Work required:
Copy every line in which the string "color" occurs.

Dataset extract:
= = = =

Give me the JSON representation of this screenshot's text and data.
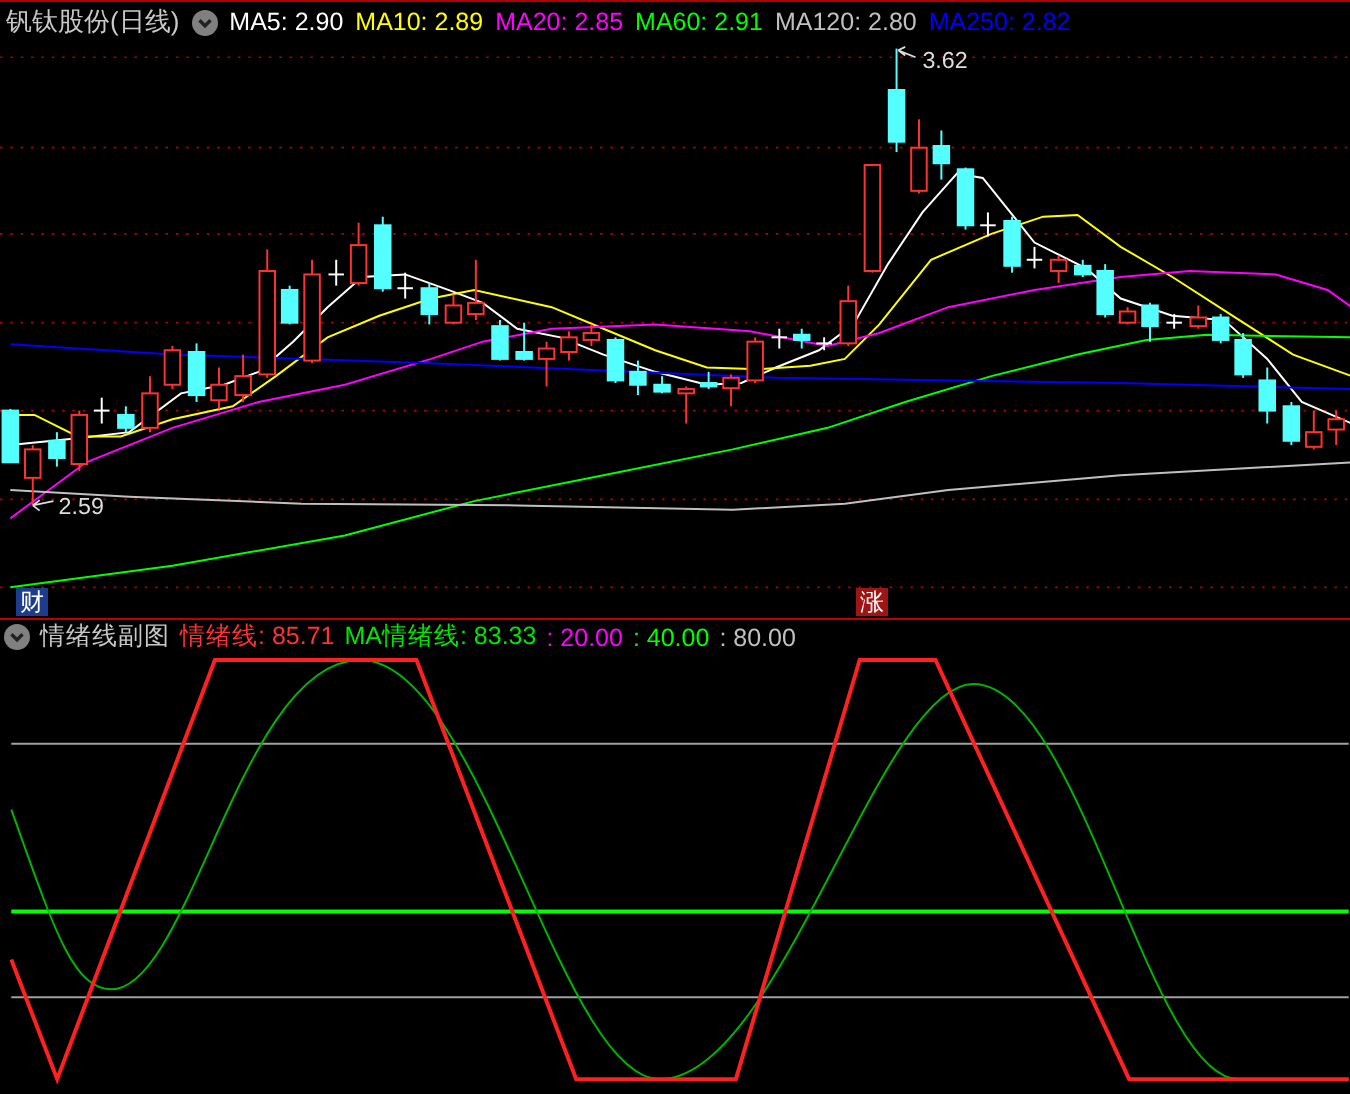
{
  "header": {
    "title": "钒钛股份(日线)",
    "indicators": [
      {
        "label": "MA5: 2.90",
        "color": "#ffffff"
      },
      {
        "label": "MA10: 2.89",
        "color": "#ffff00"
      },
      {
        "label": "MA20: 2.85",
        "color": "#ff00ff"
      },
      {
        "label": "MA60: 2.91",
        "color": "#00ff00"
      },
      {
        "label": "MA120: 2.80",
        "color": "#c0c0c0"
      },
      {
        "label": "MA250: 2.82",
        "color": "#0000ff"
      }
    ]
  },
  "main_chart": {
    "high_label": "3.62",
    "low_label": "2.59",
    "markers": [
      {
        "label": "财",
        "kind": "finance"
      },
      {
        "label": "涨",
        "kind": "rise"
      }
    ]
  },
  "sub_chart": {
    "title": "情绪线副图",
    "indicators": [
      {
        "label": "情绪线: 85.71",
        "color": "#ff3232"
      },
      {
        "label": "MA情绪线: 83.33",
        "color": "#00e600"
      },
      {
        "label": ": 20.00",
        "color": "#ff00ff"
      },
      {
        "label": ": 40.00",
        "color": "#00ff00"
      },
      {
        "label": ": 80.00",
        "color": "#c0c0c0"
      }
    ]
  }
}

= = = =

Response to the exercise:
        "color": "#ffffff"
        "color": "#ffff00"
        "color": "#ff00ff"
        "color": "#00ff00"
        "color": "#c0c0c0"
        "color": "#0000ff"
        "color": "#ff3232"
        "color": "#00e600"
        "color": "#ff00ff"
        "color": "#00ff00"
        "color": "#c0c0c0"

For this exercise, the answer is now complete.